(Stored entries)
────────

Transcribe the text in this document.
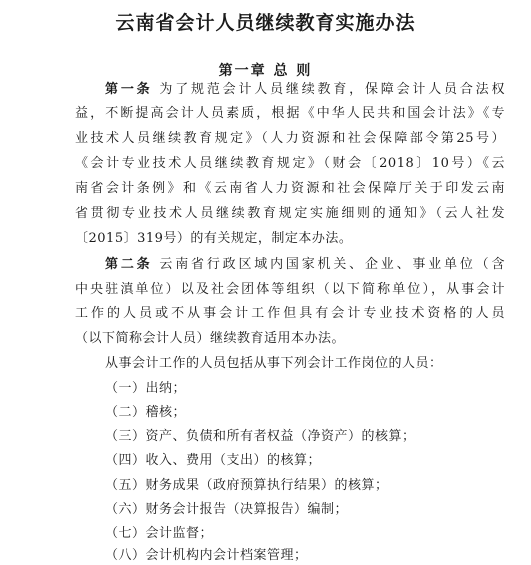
云南省会计人员继续教育实施办法
第一章 总 则
第一条 为了规范会计人员继续教育，保障会计人员合法权
益，不断提高会计人员素质，根据《中华人民共和国会计法》《专
业技术人员继续教育规定》（人力资源和社会保障部令第25号）
《会计专业技术人员继续教育规定》（财会〔2018〕10号）《云
南省会计条例》和《云南省人力资源和社会保障厅关于印发云南
省贯彻专业技术人员继续教育规定实施细则的通知》（云人社发
〔2015〕319号）的有关规定，制定本办法。
第二条 云南省行政区域内国家机关、企业、事业单位（含
中央驻滇单位）以及社会团体等组织（以下简称单位），从事会计
工作的人员或不从事会计工作但具有会计专业技术资格的人员
（以下简称会计人员）继续教育适用本办法。
从事会计工作的人员包括从事下列会计工作岗位的人员：
（一）出纳；
（二）稽核；
（三）资产、负债和所有者权益（净资产）的核算；
（四）收入、费用（支出）的核算；
（五）财务成果（政府预算执行结果）的核算；
（六）财务会计报告（决算报告）编制；
（七）会计监督；
（八）会计机构内会计档案管理；
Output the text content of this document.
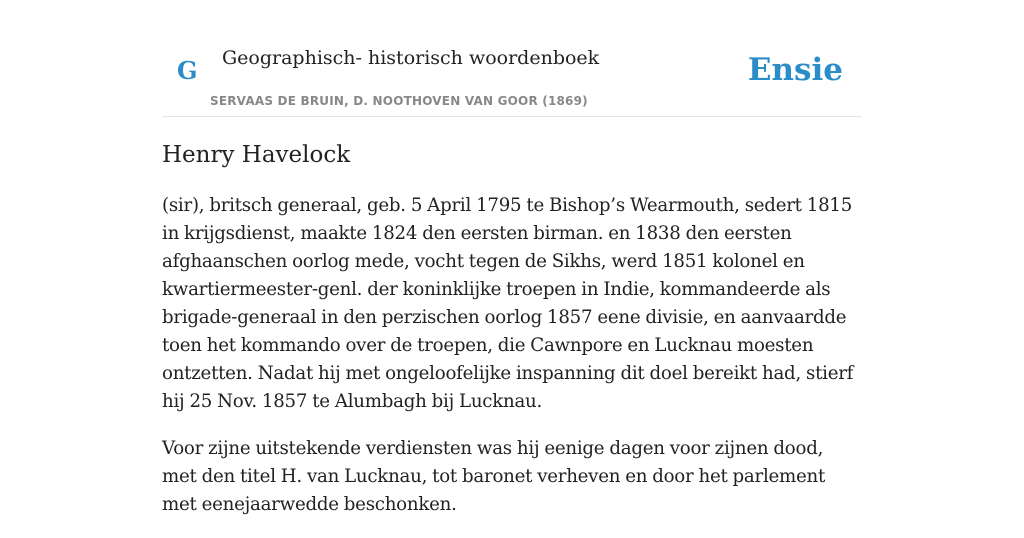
G Geographisch- historisch woordenboek
SERVAAS DE BRUIN, D. NOOTHOVEN VAN GOOR (1869)
Ensie
Henry Havelock

(sir), britsch generaal, geb. 5 April 1795 te Bishop’s Wearmouth, sedert 1815 in krijgsdienst, maakte 1824 den eersten birman. en 1838 den eersten afghaanschen oorlog mede, vocht tegen de Sikhs, werd 1851 kolonel en kwartiermeester-genl. der koninklijke troepen in Indie, kommandeerde als brigade-generaal in den perzischen oorlog 1857 eene divisie, en aanvaardde toen het kommando over de troepen, die Cawnpore en Lucknau moesten ontzetten. Nadat hij met ongeloofelijke inspanning dit doel bereikt had, stierf hij 25 Nov. 1857 te Alumbagh bij Lucknau.

Voor zijne uitstekende verdiensten was hij eenige dagen voor zijnen dood, met den titel H. van Lucknau, tot baronet verheven en door het parlement met eenejaarwedde beschonken.
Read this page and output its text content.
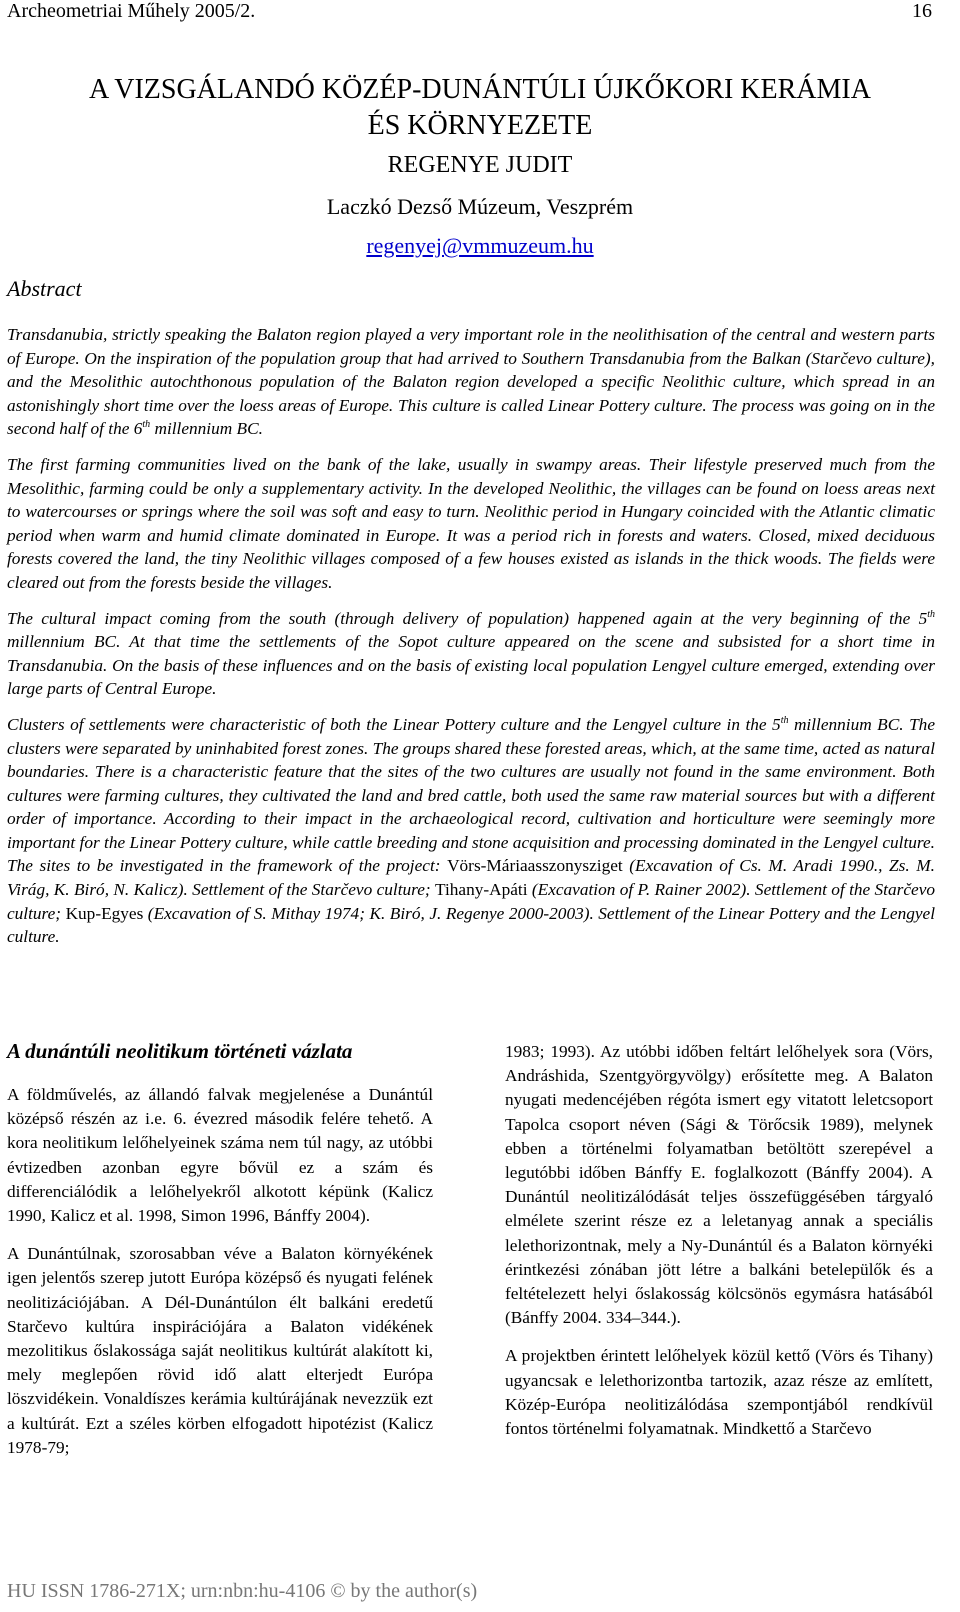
Archeometriai Műhely 2005/2.	16
A VIZSGÁLANDÓ KÖZÉP-DUNÁNTÚLI ÚJKŐKORI KERÁMIA
ÉS KÖRNYEZETE
REGENYE JUDIT
Laczkó Dezső Múzeum, Veszprém
regenyej@vmmuzeum.hu
Abstract

Transdanubia, strictly speaking the Balaton region played a very important role in the neolithisation of the central and western parts of Europe. On the inspiration of the population group that had arrived to Southern Transdanubia from the Balkan (Starčevo culture), and the Mesolithic autochthonous population of the Balaton region developed a specific Neolithic culture, which spread in an astonishingly short time over the loess areas of Europe. This culture is called Linear Pottery culture. The process was going on in the second half of the 6th millennium BC.

The first farming communities lived on the bank of the lake, usually in swampy areas. Their lifestyle preserved much from the Mesolithic, farming could be only a supplementary activity. In the developed Neolithic, the villages can be found on loess areas next to watercourses or springs where the soil was soft and easy to turn. Neolithic period in Hungary coincided with the Atlantic climatic period when warm and humid climate dominated in Europe. It was a period rich in forests and waters. Closed, mixed deciduous forests covered the land, the tiny Neolithic villages composed of a few houses existed as islands in the thick woods. The fields were cleared out from the forests beside the villages.

The cultural impact coming from the south (through delivery of population) happened again at the very beginning of the 5th millennium BC. At that time the settlements of the Sopot culture appeared on the scene and subsisted for a short time in Transdanubia. On the basis of these influences and on the basis of existing local population Lengyel culture emerged, extending over large parts of Central Europe.

Clusters of settlements were characteristic of both the Linear Pottery culture and the Lengyel culture in the 5th millennium BC. The clusters were separated by uninhabited forest zones. The groups shared these forested areas, which, at the same time, acted as natural boundaries. There is a characteristic feature that the sites of the two cultures are usually not found in the same environment. Both cultures were farming cultures, they cultivated the land and bred cattle, both used the same raw material sources but with a different order of importance. According to their impact in the archaeological record, cultivation and horticulture were seemingly more important for the Linear Pottery culture, while cattle breeding and stone acquisition and processing dominated in the Lengyel culture. The sites to be investigated in the framework of the project: Vörs-Máriaasszonysziget (Excavation of Cs. M. Aradi 1990., Zs. M. Virág, K. Biró, N. Kalicz). Settlement of the Starčevo culture; Tihany-Apáti (Excavation of P. Rainer 2002). Settlement of the Starčevo culture; Kup-Egyes (Excavation of S. Mithay 1974; K. Biró, J. Regenye 2000-2003). Settlement of the Linear Pottery and the Lengyel culture.

A dunántúli neolitikum történeti vázlata

A földművelés, az állandó falvak megjelenése a Dunántúl középső részén az i.e. 6. évezred második felére tehető. A kora neolitikum lelőhelyeinek száma nem túl nagy, az utóbbi évtizedben azonban egyre bővül ez a szám és differenciálódik a lelőhelyekről alkotott képünk (Kalicz 1990, Kalicz et al. 1998, Simon 1996, Bánffy 2004).

A Dunántúlnak, szorosabban véve a Balaton környékének igen jelentős szerep jutott Európa középső és nyugati felének neolitizációjában. A Dél-Dunántúlon élt balkáni eredetű Starčevo kultúra inspirációjára a Balaton vidékének mezolitikus őslakossága saját neolitikus kultúrát alakított ki, mely meglepően rövid idő alatt elterjedt Európa löszvidékein. Vonaldíszes kerámia kultúrájának nevezzük ezt a kultúrát. Ezt a széles körben elfogadott hipotézist (Kalicz 1978-79;

1983; 1993). Az utóbbi időben feltárt lelőhelyek sora (Vörs, Andráshida, Szentgyörgyvölgy) erősítette meg. A Balaton nyugati medencéjében régóta ismert egy vitatott leletcsoport Tapolca csoport néven (Sági & Törőcsik 1989), melynek ebben a történelmi folyamatban betöltött szerepével a legutóbbi időben Bánffy E. foglalkozott (Bánffy 2004). A Dunántúl neolitizálódását teljes összefüggésében tárgyaló elmélete szerint része ez a leletanyag annak a speciális lelethorizontnak, mely a Ny-Dunántúl és a Balaton környéki érintkezési zónában jött létre a balkáni betelepülők és a feltételezett helyi őslakosság kölcsönös egymásra hatásából (Bánffy 2004. 334–344.).

A projektben érintett lelőhelyek közül kettő (Vörs és Tihany) ugyancsak e lelethorizontba tartozik, azaz része az említett, Közép-Európa neolitizálódása szempontjából rendkívül fontos történelmi folyamatnak. Mindkettő a Starčevo

HU ISSN 1786-271X; urn:nbn:hu-4106 © by the author(s)
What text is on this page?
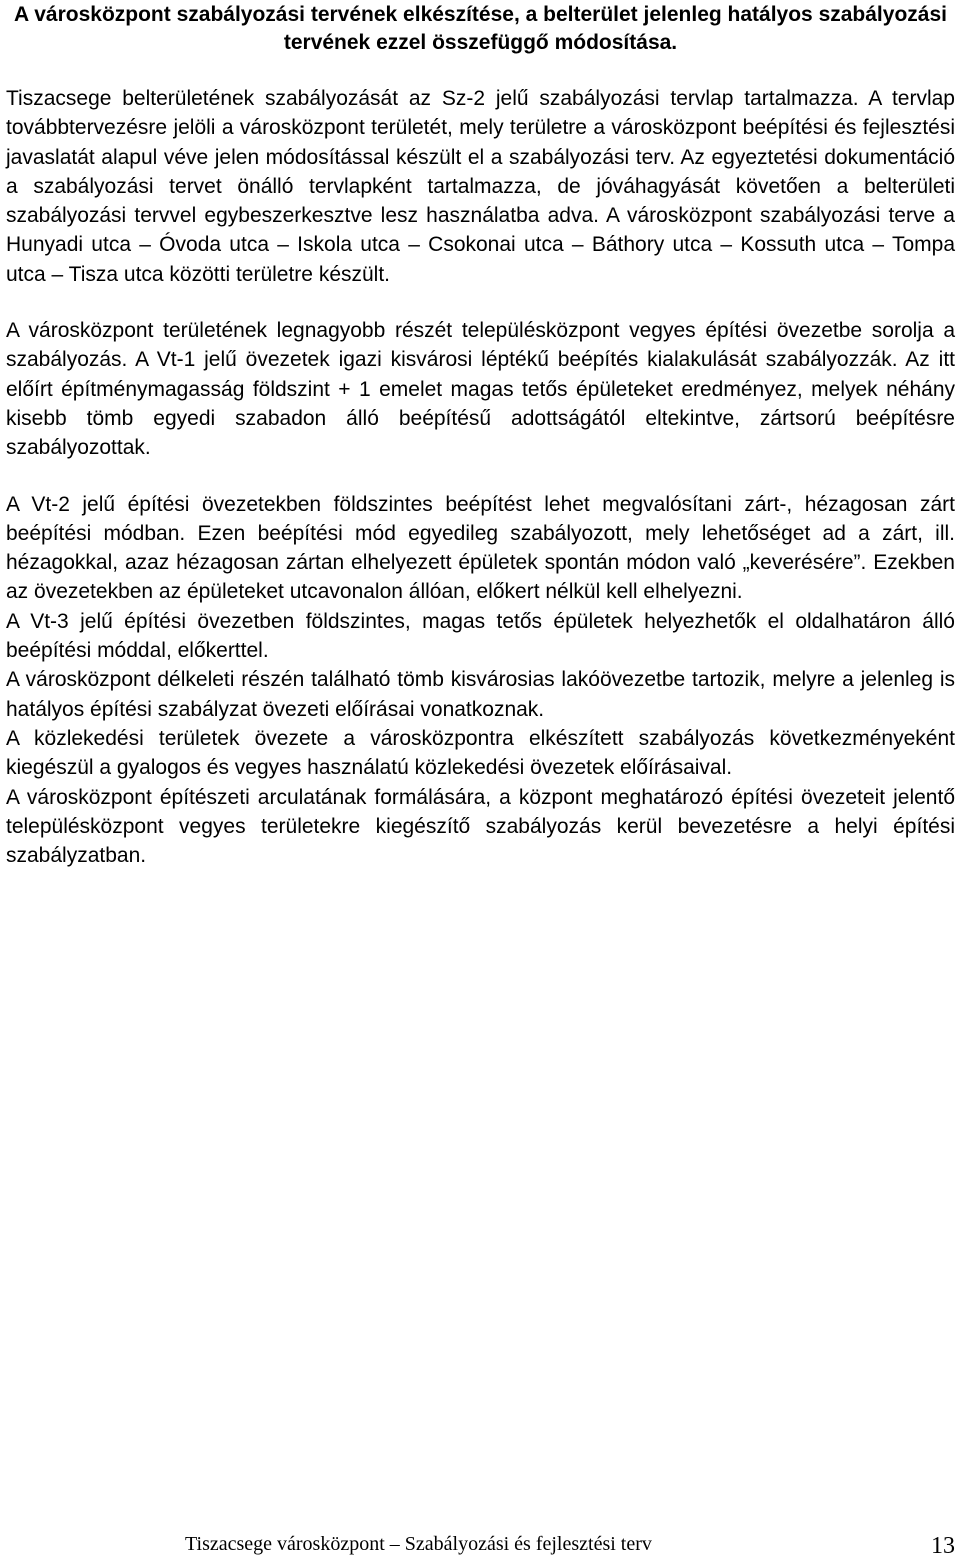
A városközpont szabályozási tervének elkészítése, a belterület jelenleg hatályos szabályozási tervének ezzel összefüggő módosítása.

Tiszacsege belterületének szabályozását az Sz-2 jelű szabályozási tervlap tartalmazza. A tervlap továbbtervezésre jelöli a városközpont területét, mely területre a városközpont beépítési és fejlesztési javaslatát alapul véve jelen módosítással készült el a szabályozási terv. Az egyeztetési dokumentáció a szabályozási tervet önálló tervlapként tartalmazza, de jóváhagyását követően a belterületi szabályozási tervvel egybeszerkesztve lesz használatba adva. A városközpont szabályozási terve a Hunyadi utca – Óvoda utca – Iskola utca – Csokonai utca – Báthory utca – Kossuth utca – Tompa utca – Tisza utca közötti területre készült.

A városközpont területének legnagyobb részét településközpont vegyes építési övezetbe sorolja a szabályozás. A Vt-1 jelű övezetek igazi kisvárosi léptékű beépítés kialakulását szabályozzák. Az itt előírt építménymagasság földszint + 1 emelet magas tetős épületeket eredményez, melyek néhány kisebb tömb egyedi szabadon álló beépítésű adottságától eltekintve, zártsorú beépítésre szabályozottak.

A Vt-2 jelű építési övezetekben földszintes beépítést lehet megvalósítani zárt-, hézagosan zárt beépítési módban. Ezen beépítési mód egyedileg szabályozott, mely lehetőséget ad a zárt, ill. hézagokkal, azaz hézagosan zártan elhelyezett épületek spontán módon való „keverésére”. Ezekben az övezetekben az épületeket utcavonalon állóan, előkert nélkül kell elhelyezni.

A Vt-3 jelű építési övezetben földszintes, magas tetős épületek helyezhetők el oldalhatáron álló beépítési móddal, előkerttel.

A városközpont délkeleti részén található tömb kisvárosias lakóövezetbe tartozik, melyre a jelenleg is hatályos építési szabályzat övezeti előírásai vonatkoznak.

A közlekedési területek övezete a városközpontra elkészített szabályozás következményeként kiegészül a gyalogos és vegyes használatú közlekedési övezetek előírásaival.

A városközpont építészeti arculatának formálására, a központ meghatározó építési övezeteit jelentő településközpont vegyes területekre kiegészítő szabályozás kerül bevezetésre a helyi építési szabályzatban.

Tiszacsege városközpont – Szabályozási és fejlesztési terv	13
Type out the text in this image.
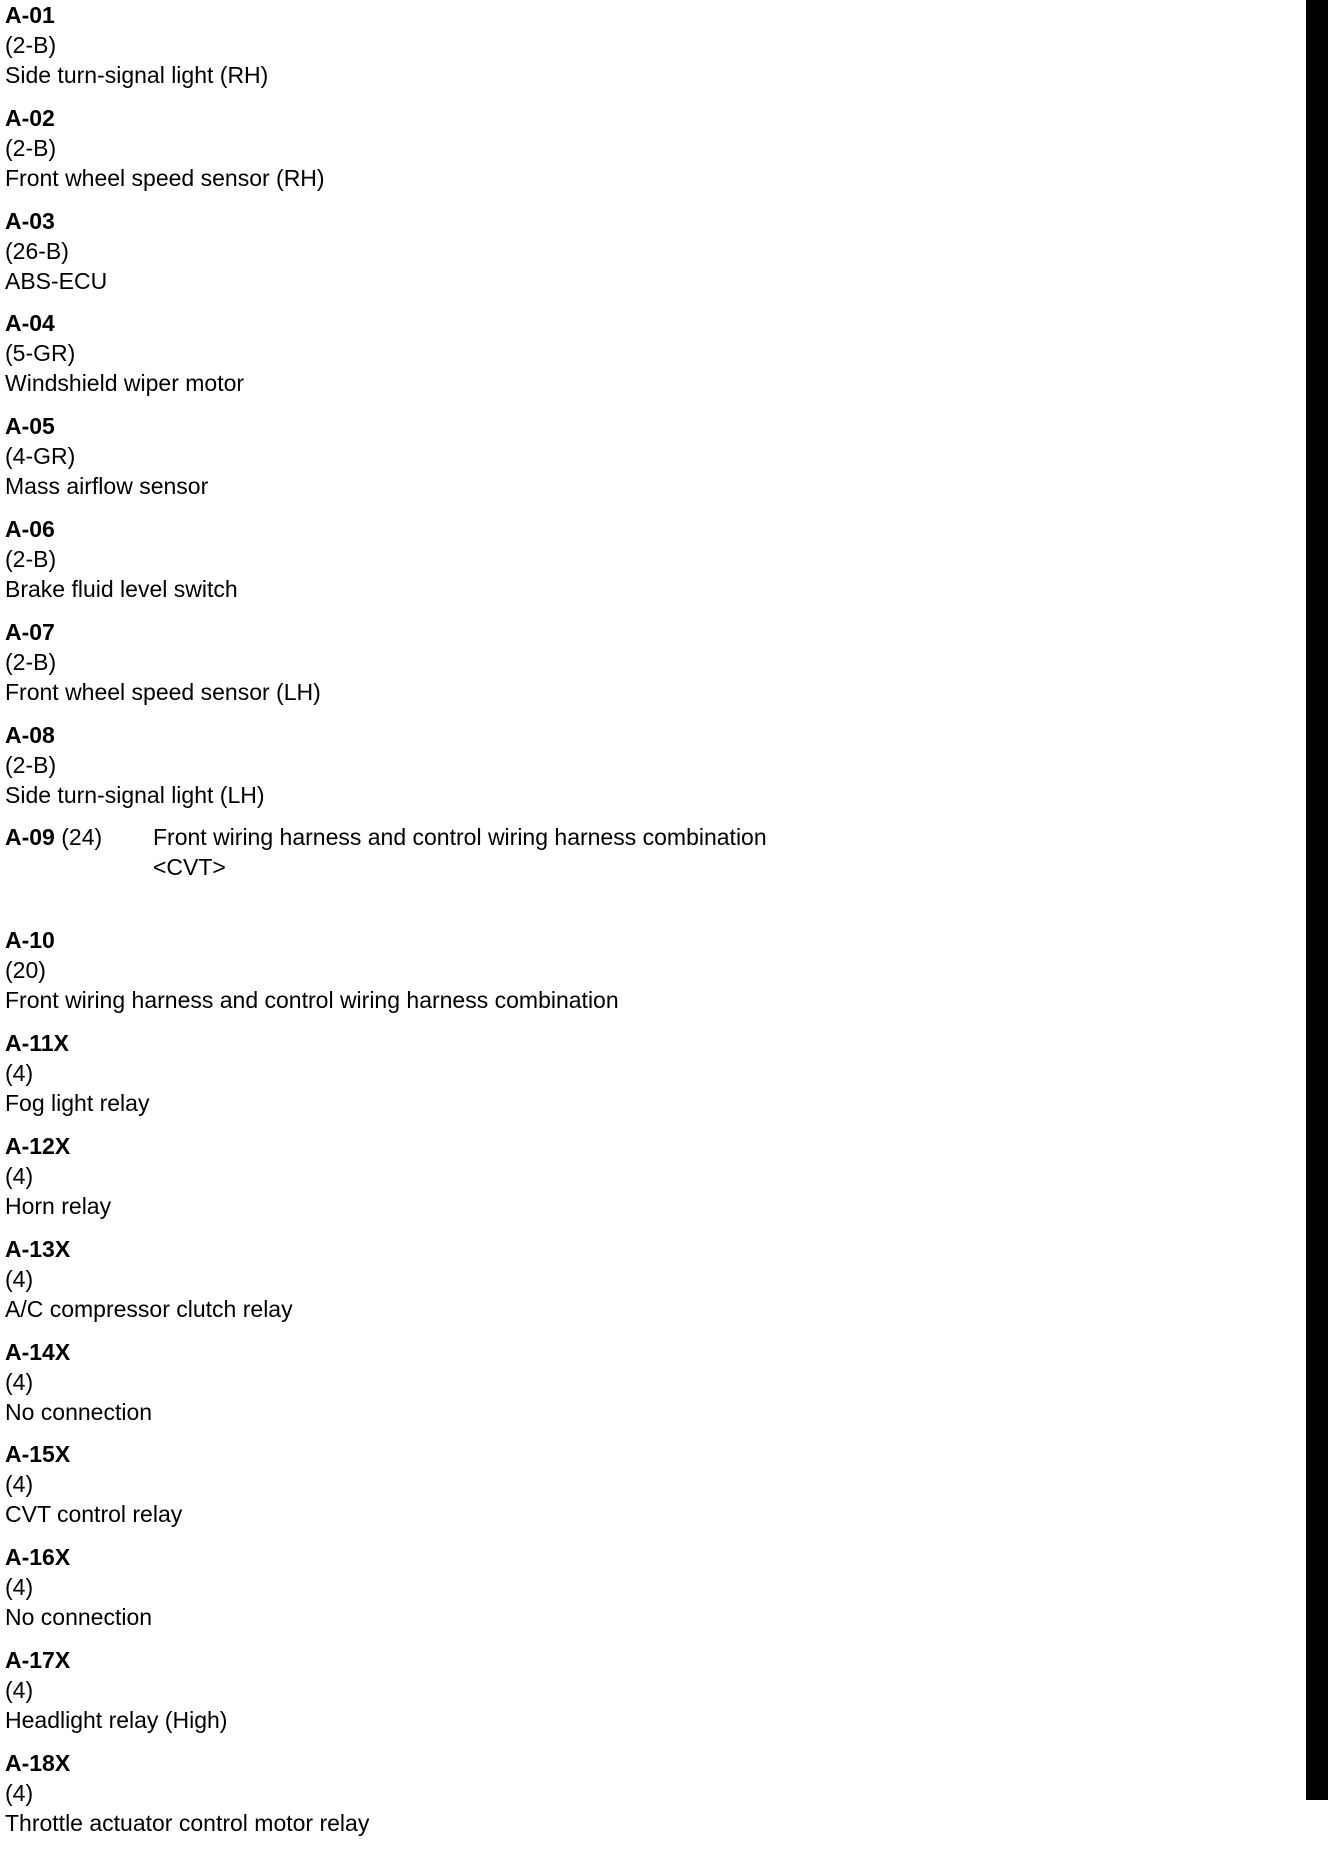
A-01
(2-B)
Side turn-signal light (RH)
A-02
(2-B)
Front wheel speed sensor (RH)
A-03
(26-B)
ABS-ECU
A-04
(5-GR)
Windshield wiper motor
A-05
(4-GR)
Mass airflow sensor
A-06
(2-B)
Brake fluid level switch
A-07
(2-B)
Front wheel speed sensor (LH)
A-08
(2-B)
Side turn-signal light (LH)
A-09 (24) Front wiring harness and control wiring harness combination
<CVT>
A-10
(20)
Front wiring harness and control wiring harness combination
A-11X
(4)
Fog light relay
A-12X
(4)
Horn relay
A-13X
(4)
A/C compressor clutch relay
A-14X
(4)
No connection
A-15X
(4)
CVT control relay
A-16X
(4)
No connection
A-17X
(4)
Headlight relay (High)
A-18X
(4)
Throttle actuator control motor relay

────────

Problem details:
Copy exactly the lines from the one containing "Type out the text in this image." through the last line of the records above, including both, and omit every picture.

Reply to the exercise:
Type out the text in this image.
A-01
(2-B)
Side turn-signal light (RH)
A-02
(2-B)
Front wheel speed sensor (RH)
A-03
(26-B)
ABS-ECU
A-04
(5-GR)
Windshield wiper motor
A-05
(4-GR)
Mass airflow sensor
A-06
(2-B)
Brake fluid level switch
A-07
(2-B)
Front wheel speed sensor (LH)
A-08
(2-B)
Side turn-signal light (LH)
A-09 (24) Front wiring harness and control wiring harness combination
<CVT>
A-10
(20)
Front wiring harness and control wiring harness combination
A-11X
(4)
Fog light relay
A-12X
(4)
Horn relay
A-13X
(4)
A/C compressor clutch relay
A-14X
(4)
No connection
A-15X
(4)
CVT control relay
A-16X
(4)
No connection
A-17X
(4)
Headlight relay (High)
A-18X
(4)
Throttle actuator control motor relay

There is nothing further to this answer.